→ TASK DATA:
▬▬▬
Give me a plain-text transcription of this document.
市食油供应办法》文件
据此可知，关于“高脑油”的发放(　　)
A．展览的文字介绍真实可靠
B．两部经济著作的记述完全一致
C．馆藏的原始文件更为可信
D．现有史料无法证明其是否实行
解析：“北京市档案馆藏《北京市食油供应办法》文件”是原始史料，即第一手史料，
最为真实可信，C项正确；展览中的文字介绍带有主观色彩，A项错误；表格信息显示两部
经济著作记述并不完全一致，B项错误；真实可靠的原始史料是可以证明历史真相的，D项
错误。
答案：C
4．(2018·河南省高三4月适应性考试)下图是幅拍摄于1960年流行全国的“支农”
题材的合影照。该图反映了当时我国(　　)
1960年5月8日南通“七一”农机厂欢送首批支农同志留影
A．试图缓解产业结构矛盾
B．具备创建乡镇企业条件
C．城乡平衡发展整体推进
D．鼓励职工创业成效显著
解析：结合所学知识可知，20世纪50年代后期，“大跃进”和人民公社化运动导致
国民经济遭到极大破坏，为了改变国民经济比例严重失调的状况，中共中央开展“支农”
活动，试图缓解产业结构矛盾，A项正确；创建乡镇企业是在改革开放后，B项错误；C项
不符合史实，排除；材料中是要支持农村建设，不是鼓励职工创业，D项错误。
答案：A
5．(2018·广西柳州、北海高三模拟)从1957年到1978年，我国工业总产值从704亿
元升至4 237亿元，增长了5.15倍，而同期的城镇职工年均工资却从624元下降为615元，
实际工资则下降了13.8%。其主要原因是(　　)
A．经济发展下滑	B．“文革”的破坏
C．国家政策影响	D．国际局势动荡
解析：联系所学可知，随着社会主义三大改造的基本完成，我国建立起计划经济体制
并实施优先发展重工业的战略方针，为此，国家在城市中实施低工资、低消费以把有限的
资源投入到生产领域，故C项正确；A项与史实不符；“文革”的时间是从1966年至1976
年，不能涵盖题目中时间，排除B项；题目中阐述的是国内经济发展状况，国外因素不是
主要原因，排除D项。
▬▬▬
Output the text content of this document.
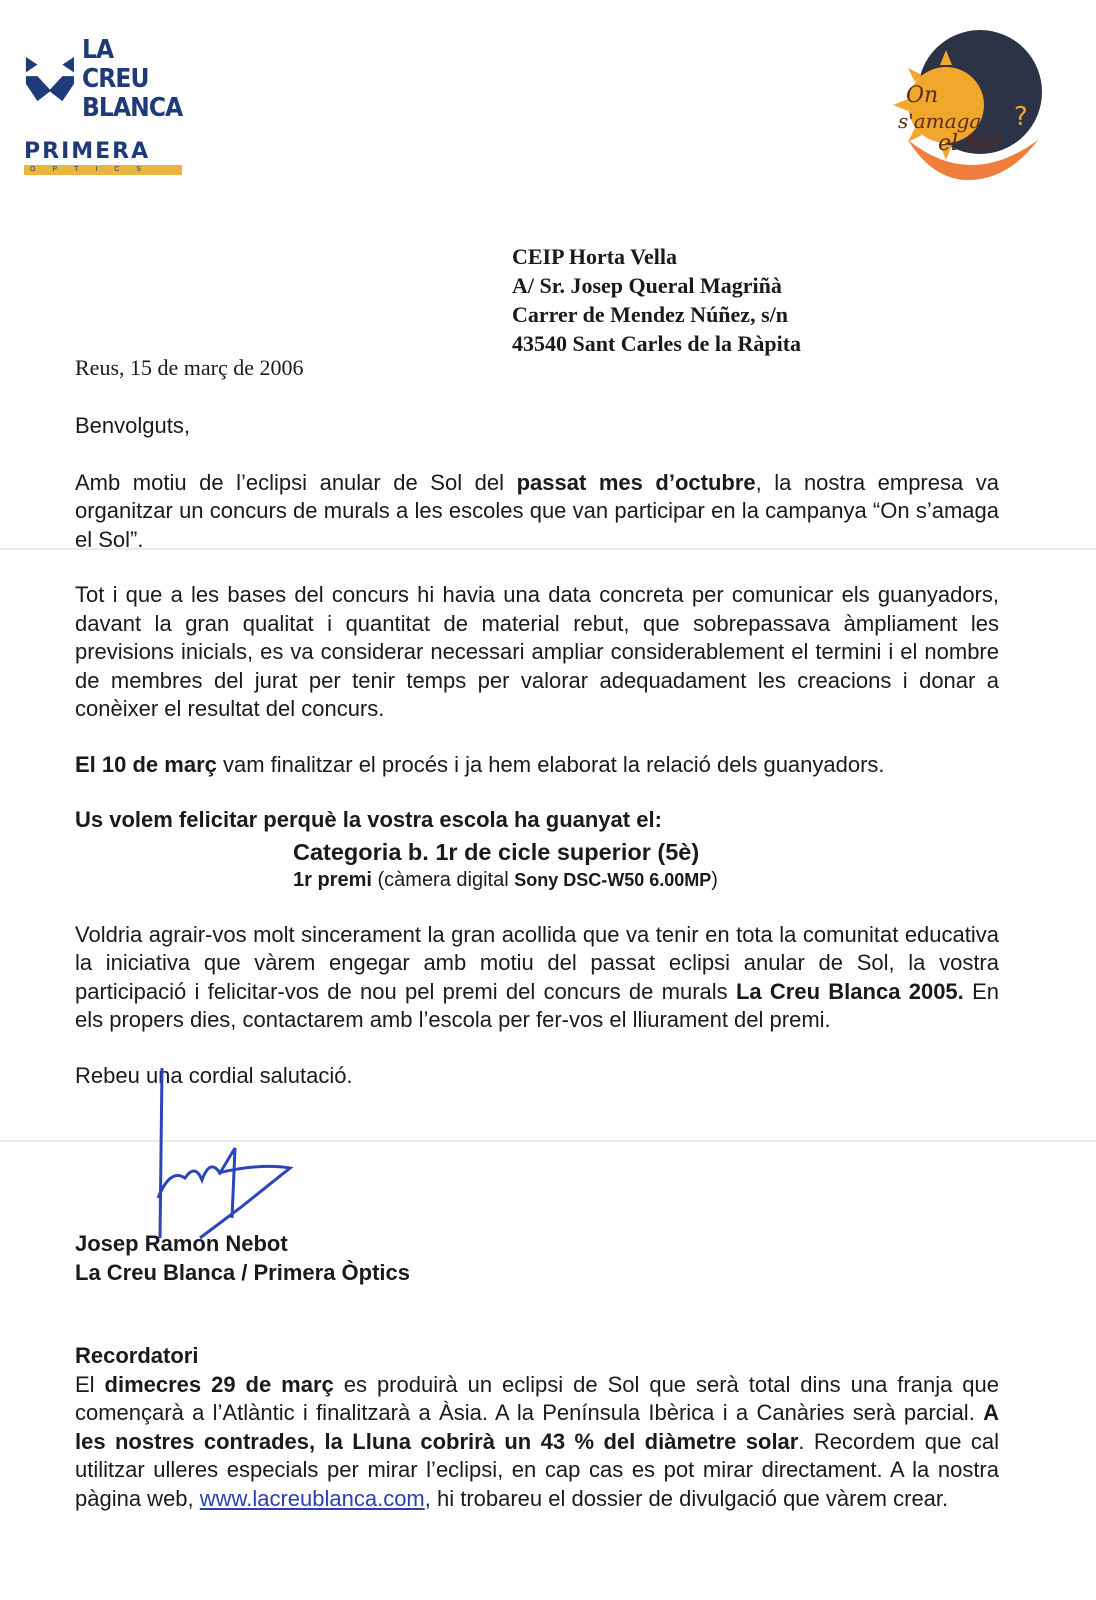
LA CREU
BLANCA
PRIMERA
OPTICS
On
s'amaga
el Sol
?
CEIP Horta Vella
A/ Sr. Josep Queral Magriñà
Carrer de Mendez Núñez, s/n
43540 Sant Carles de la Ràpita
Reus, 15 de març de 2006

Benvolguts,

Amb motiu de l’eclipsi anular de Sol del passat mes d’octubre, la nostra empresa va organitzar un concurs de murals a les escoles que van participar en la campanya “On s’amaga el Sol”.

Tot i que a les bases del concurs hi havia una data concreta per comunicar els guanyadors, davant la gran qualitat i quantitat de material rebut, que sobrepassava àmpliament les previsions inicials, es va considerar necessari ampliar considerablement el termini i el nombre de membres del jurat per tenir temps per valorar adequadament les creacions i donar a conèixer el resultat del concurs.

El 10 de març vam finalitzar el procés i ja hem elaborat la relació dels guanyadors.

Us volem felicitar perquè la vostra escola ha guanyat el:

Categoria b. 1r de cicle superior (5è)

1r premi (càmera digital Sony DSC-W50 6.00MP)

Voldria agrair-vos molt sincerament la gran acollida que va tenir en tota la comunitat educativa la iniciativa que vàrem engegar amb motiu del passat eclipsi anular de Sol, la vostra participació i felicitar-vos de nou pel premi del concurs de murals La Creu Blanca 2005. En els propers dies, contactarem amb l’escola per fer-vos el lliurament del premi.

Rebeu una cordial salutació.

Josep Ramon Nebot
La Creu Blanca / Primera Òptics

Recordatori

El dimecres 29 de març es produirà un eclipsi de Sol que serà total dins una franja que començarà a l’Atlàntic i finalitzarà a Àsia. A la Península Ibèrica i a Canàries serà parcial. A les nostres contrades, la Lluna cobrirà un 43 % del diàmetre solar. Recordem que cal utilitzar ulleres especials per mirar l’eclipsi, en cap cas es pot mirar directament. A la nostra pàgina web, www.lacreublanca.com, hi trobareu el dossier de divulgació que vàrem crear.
▬▬▬
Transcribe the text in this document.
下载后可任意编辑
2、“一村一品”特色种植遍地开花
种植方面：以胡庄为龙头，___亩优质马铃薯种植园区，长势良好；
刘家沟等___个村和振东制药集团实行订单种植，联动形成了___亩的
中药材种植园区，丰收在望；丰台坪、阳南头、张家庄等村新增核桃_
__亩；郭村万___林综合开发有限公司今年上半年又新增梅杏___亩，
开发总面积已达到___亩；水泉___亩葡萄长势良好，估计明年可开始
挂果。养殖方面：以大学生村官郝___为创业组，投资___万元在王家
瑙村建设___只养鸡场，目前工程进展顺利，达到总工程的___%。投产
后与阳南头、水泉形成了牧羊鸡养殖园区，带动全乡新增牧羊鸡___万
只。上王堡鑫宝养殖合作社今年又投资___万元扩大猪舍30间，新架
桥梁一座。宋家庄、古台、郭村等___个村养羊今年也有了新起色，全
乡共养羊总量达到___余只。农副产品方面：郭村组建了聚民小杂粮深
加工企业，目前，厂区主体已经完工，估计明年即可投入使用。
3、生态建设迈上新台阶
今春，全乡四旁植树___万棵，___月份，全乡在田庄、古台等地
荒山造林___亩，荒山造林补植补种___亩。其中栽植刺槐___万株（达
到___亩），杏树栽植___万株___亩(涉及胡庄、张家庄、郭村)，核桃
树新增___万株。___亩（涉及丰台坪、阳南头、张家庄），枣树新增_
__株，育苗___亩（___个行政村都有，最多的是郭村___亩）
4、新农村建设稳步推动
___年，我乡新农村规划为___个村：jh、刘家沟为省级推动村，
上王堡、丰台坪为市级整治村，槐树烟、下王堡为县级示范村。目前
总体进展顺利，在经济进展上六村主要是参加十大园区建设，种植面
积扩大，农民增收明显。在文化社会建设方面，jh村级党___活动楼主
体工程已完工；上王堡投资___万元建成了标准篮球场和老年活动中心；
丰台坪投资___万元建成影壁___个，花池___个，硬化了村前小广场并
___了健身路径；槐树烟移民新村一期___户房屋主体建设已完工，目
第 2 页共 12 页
▬▬▬
→ WHAT IS REQUIRED:
Copy out every line from the records that has the word "Josep".

→ SOLUTION:
A/ Sr. Josep Queral Magriñà
Josep Ramon Nebot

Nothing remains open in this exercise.